Your objective – Reproduce the records below exactly as given.

## begin

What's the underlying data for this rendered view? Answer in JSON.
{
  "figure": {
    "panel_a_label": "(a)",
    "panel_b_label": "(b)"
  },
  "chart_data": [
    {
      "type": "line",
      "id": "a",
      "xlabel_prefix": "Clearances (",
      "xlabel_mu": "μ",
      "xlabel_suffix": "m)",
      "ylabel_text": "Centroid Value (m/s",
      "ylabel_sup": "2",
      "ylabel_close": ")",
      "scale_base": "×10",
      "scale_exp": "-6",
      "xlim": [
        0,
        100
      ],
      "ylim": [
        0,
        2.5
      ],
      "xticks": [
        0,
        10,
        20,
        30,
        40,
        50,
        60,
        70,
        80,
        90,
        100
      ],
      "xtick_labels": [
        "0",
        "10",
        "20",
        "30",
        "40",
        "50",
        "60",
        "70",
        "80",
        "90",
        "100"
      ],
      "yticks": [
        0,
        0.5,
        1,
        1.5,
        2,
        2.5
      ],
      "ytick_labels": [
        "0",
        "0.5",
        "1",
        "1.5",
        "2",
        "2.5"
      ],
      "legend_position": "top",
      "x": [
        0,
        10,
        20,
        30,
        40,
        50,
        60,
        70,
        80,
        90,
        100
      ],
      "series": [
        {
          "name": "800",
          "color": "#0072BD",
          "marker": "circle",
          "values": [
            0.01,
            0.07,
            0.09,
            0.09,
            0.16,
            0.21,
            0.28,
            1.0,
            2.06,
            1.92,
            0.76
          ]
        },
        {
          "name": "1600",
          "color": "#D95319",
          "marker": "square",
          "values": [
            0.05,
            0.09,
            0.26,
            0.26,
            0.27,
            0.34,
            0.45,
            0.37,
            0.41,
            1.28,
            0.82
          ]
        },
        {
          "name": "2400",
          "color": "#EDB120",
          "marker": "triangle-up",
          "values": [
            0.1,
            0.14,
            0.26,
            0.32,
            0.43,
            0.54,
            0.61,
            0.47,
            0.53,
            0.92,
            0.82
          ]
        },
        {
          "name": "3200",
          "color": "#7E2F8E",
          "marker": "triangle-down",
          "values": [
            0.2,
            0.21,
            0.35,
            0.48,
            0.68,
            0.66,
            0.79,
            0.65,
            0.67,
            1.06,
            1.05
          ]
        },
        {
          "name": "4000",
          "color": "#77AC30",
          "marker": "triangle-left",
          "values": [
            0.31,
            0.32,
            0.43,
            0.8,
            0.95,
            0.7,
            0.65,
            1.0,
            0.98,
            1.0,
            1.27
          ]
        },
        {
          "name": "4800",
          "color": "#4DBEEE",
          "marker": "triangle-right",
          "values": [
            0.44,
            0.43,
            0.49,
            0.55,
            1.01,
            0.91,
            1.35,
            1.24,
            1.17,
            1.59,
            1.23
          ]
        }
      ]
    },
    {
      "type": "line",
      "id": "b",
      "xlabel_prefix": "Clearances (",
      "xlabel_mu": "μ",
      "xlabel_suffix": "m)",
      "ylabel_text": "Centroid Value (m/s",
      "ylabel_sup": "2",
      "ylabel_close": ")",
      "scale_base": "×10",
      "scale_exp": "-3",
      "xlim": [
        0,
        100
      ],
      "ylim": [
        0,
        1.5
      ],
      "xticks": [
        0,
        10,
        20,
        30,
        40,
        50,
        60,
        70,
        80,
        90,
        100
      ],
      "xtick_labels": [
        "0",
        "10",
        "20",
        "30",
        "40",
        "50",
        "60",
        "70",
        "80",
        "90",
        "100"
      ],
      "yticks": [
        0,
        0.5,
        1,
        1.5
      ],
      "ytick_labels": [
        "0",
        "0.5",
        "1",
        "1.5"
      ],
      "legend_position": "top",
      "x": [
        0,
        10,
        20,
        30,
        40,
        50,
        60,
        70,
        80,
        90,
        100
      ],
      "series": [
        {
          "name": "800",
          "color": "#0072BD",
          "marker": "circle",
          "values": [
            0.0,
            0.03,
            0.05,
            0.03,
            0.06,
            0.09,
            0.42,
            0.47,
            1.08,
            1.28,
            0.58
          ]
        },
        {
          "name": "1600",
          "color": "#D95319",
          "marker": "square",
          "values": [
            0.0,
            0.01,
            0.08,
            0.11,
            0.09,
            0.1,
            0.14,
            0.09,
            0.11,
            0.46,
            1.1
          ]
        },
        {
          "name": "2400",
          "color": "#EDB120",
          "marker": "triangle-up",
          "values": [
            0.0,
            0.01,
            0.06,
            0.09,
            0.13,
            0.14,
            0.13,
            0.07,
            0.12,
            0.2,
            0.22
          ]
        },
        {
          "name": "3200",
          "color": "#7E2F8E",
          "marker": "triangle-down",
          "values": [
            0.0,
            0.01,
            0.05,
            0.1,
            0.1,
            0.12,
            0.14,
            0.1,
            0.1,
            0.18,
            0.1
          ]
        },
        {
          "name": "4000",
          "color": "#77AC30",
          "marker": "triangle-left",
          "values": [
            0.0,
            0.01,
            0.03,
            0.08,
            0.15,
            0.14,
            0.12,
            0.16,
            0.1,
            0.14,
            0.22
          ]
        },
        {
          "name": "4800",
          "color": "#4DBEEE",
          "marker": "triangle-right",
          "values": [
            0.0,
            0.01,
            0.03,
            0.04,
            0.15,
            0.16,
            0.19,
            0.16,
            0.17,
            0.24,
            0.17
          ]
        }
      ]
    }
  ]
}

## end

Expected answer –
What's the underlying data for this rendered view? Answer in JSON.
{
  "figure": {
    "panel_a_label": "(a)",
    "panel_b_label": "(b)"
  },
  "chart_data": [
    {
      "type": "line",
      "id": "a",
      "xlabel_prefix": "Clearances (",
      "xlabel_mu": "μ",
      "xlabel_suffix": "m)",
      "ylabel_text": "Centroid Value (m/s",
      "ylabel_sup": "2",
      "ylabel_close": ")",
      "scale_base": "×10",
      "scale_exp": "-6",
      "xlim": [
        0,
        100
      ],
      "ylim": [
        0,
        2.5
      ],
      "xticks": [
        0,
        10,
        20,
        30,
        40,
        50,
        60,
        70,
        80,
        90,
        100
      ],
      "xtick_labels": [
        "0",
        "10",
        "20",
        "30",
        "40",
        "50",
        "60",
        "70",
        "80",
        "90",
        "100"
      ],
      "yticks": [
        0,
        0.5,
        1,
        1.5,
        2,
        2.5
      ],
      "ytick_labels": [
        "0",
        "0.5",
        "1",
        "1.5",
        "2",
        "2.5"
      ],
      "legend_position": "top",
      "x": [
        0,
        10,
        20,
        30,
        40,
        50,
        60,
        70,
        80,
        90,
        100
      ],
      "series": [
        {
          "name": "800",
          "color": "#0072BD",
          "marker": "circle",
          "values": [
            0.01,
            0.07,
            0.09,
            0.09,
            0.16,
            0.21,
            0.28,
            1.0,
            2.06,
            1.92,
            0.76
          ]
        },
        {
          "name": "1600",
          "color": "#D95319",
          "marker": "square",
          "values": [
            0.05,
            0.09,
            0.26,
            0.26,
            0.27,
            0.34,
            0.45,
            0.37,
            0.41,
            1.28,
            0.82
          ]
        },
        {
          "name": "2400",
          "color": "#EDB120",
          "marker": "triangle-up",
          "values": [
            0.1,
            0.14,
            0.26,
            0.32,
            0.43,
            0.54,
            0.61,
            0.47,
            0.53,
            0.92,
            0.82
          ]
        },
        {
          "name": "3200",
          "color": "#7E2F8E",
          "marker": "triangle-down",
          "values": [
            0.2,
            0.21,
            0.35,
            0.48,
            0.68,
            0.66,
            0.79,
            0.65,
            0.67,
            1.06,
            1.05
          ]
        },
        {
          "name": "4000",
          "color": "#77AC30",
          "marker": "triangle-left",
          "values": [
            0.31,
            0.32,
            0.43,
            0.8,
            0.95,
            0.7,
            0.65,
            1.0,
            0.98,
            1.0,
            1.27
          ]
        },
        {
          "name": "4800",
          "color": "#4DBEEE",
          "marker": "triangle-right",
          "values": [
            0.44,
            0.43,
            0.49,
            0.55,
            1.01,
            0.91,
            1.35,
            1.24,
            1.17,
            1.59,
            1.23
          ]
        }
      ]
    },
    {
      "type": "line",
      "id": "b",
      "xlabel_prefix": "Clearances (",
      "xlabel_mu": "μ",
      "xlabel_suffix": "m)",
      "ylabel_text": "Centroid Value (m/s",
      "ylabel_sup": "2",
      "ylabel_close": ")",
      "scale_base": "×10",
      "scale_exp": "-3",
      "xlim": [
        0,
        100
      ],
      "ylim": [
        0,
        1.5
      ],
      "xticks": [
        0,
        10,
        20,
        30,
        40,
        50,
        60,
        70,
        80,
        90,
        100
      ],
      "xtick_labels": [
        "0",
        "10",
        "20",
        "30",
        "40",
        "50",
        "60",
        "70",
        "80",
        "90",
        "100"
      ],
      "yticks": [
        0,
        0.5,
        1,
        1.5
      ],
      "ytick_labels": [
        "0",
        "0.5",
        "1",
        "1.5"
      ],
      "legend_position": "top",
      "x": [
        0,
        10,
        20,
        30,
        40,
        50,
        60,
        70,
        80,
        90,
        100
      ],
      "series": [
        {
          "name": "800",
          "color": "#0072BD",
          "marker": "circle",
          "values": [
            0.0,
            0.03,
            0.05,
            0.03,
            0.06,
            0.09,
            0.42,
            0.47,
            1.08,
            1.28,
            0.58
          ]
        },
        {
          "name": "1600",
          "color": "#D95319",
          "marker": "square",
          "values": [
            0.0,
            0.01,
            0.08,
            0.11,
            0.09,
            0.1,
            0.14,
            0.09,
            0.11,
            0.46,
            1.1
          ]
        },
        {
          "name": "2400",
          "color": "#EDB120",
          "marker": "triangle-up",
          "values": [
            0.0,
            0.01,
            0.06,
            0.09,
            0.13,
            0.14,
            0.13,
            0.07,
            0.12,
            0.2,
            0.22
          ]
        },
        {
          "name": "3200",
          "color": "#7E2F8E",
          "marker": "triangle-down",
          "values": [
            0.0,
            0.01,
            0.05,
            0.1,
            0.1,
            0.12,
            0.14,
            0.1,
            0.1,
            0.18,
            0.1
          ]
        },
        {
          "name": "4000",
          "color": "#77AC30",
          "marker": "triangle-left",
          "values": [
            0.0,
            0.01,
            0.03,
            0.08,
            0.15,
            0.14,
            0.12,
            0.16,
            0.1,
            0.14,
            0.22
          ]
        },
        {
          "name": "4800",
          "color": "#4DBEEE",
          "marker": "triangle-right",
          "values": [
            0.0,
            0.01,
            0.03,
            0.04,
            0.15,
            0.16,
            0.19,
            0.16,
            0.17,
            0.24,
            0.17
          ]
        }
      ]
    }
  ]
}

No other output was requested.